_TASK INSTRUCTIONS_
Please extract every line of the listing below that contains the string "Officers".
[start THE INPUT]
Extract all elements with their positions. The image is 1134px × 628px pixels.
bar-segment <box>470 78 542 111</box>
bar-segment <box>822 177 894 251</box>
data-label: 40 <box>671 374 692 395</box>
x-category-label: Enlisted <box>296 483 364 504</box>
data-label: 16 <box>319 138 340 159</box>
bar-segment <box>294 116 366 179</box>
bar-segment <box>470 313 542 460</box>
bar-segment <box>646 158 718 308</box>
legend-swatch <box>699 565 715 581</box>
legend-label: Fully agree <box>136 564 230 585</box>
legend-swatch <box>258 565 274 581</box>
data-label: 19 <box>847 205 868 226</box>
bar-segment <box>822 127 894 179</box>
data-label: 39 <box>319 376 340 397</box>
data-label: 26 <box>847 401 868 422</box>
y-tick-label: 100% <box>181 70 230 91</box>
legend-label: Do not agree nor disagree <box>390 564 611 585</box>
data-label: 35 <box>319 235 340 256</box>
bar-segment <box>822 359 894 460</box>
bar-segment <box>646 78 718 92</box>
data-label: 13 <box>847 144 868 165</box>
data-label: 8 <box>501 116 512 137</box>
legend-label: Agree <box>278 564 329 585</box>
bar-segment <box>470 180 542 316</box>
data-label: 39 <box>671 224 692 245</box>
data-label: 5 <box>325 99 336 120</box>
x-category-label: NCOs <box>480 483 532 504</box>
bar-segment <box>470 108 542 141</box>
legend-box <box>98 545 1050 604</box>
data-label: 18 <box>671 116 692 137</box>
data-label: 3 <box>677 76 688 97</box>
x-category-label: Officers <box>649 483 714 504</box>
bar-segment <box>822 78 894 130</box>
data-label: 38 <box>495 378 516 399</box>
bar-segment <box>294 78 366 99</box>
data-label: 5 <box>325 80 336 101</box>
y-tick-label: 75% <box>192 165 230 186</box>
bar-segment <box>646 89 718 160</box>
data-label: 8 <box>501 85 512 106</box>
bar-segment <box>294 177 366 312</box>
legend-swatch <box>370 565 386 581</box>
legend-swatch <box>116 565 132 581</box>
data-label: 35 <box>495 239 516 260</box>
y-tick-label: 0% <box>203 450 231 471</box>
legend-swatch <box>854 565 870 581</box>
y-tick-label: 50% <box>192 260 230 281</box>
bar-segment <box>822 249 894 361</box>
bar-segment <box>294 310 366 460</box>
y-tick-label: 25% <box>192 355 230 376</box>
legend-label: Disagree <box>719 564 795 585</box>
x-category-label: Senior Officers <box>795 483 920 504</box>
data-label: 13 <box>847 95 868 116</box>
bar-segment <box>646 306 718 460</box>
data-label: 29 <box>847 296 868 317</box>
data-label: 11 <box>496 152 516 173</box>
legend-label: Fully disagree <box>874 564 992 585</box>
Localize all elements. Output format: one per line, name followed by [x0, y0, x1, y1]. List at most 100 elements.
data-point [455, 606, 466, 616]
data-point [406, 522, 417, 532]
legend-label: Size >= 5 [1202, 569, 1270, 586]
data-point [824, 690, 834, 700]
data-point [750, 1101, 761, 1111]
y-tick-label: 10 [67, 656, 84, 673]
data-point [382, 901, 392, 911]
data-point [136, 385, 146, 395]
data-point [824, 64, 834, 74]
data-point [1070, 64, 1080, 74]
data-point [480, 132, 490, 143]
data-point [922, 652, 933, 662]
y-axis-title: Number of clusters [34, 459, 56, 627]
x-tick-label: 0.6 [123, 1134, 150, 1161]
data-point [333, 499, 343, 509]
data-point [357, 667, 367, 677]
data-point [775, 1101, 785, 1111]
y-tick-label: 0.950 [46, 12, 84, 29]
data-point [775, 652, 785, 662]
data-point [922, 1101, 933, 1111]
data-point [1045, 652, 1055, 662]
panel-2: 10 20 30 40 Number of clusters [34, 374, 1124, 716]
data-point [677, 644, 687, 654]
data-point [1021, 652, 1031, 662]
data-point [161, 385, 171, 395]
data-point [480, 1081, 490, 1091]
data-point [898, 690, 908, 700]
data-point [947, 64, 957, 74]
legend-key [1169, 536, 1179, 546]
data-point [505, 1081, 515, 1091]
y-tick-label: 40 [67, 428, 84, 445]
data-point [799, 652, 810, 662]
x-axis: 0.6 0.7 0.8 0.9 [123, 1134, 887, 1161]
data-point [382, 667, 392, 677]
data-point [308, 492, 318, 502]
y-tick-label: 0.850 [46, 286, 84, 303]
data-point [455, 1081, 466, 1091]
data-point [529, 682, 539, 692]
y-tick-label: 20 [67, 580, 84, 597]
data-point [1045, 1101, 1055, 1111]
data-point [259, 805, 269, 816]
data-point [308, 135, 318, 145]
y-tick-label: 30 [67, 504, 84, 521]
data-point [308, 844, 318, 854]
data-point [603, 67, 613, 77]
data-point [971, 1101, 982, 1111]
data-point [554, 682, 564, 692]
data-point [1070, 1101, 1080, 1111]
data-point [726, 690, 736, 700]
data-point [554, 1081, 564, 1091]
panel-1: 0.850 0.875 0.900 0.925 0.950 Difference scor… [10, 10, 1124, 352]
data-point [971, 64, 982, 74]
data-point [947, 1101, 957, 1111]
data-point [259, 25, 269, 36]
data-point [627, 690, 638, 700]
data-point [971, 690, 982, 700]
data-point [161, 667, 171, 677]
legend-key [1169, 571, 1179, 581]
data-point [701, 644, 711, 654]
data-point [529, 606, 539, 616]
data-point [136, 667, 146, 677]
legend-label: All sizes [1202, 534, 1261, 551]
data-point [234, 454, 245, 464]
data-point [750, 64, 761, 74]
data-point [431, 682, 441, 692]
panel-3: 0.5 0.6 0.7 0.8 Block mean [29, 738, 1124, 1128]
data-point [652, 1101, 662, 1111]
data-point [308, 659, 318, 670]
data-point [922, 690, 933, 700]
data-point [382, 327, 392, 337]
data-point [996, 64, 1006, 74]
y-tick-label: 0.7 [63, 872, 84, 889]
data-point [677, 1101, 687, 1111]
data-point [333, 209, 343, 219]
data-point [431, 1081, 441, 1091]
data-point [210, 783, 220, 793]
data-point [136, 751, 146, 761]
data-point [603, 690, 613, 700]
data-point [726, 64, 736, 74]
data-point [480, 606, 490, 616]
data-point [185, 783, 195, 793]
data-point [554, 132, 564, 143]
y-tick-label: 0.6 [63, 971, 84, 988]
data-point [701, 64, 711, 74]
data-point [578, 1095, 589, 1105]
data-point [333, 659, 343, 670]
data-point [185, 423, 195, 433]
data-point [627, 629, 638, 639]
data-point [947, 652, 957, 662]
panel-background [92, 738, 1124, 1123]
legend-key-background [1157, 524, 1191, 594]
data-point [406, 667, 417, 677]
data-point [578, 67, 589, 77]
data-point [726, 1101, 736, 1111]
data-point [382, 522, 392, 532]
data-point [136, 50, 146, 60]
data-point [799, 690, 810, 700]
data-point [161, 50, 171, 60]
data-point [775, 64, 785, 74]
[end THE INPUT]
_FINAL RESULT_
x-category-label: Officers <box>649 483 714 504</box>
x-category-label: Senior Officers <box>795 483 920 504</box>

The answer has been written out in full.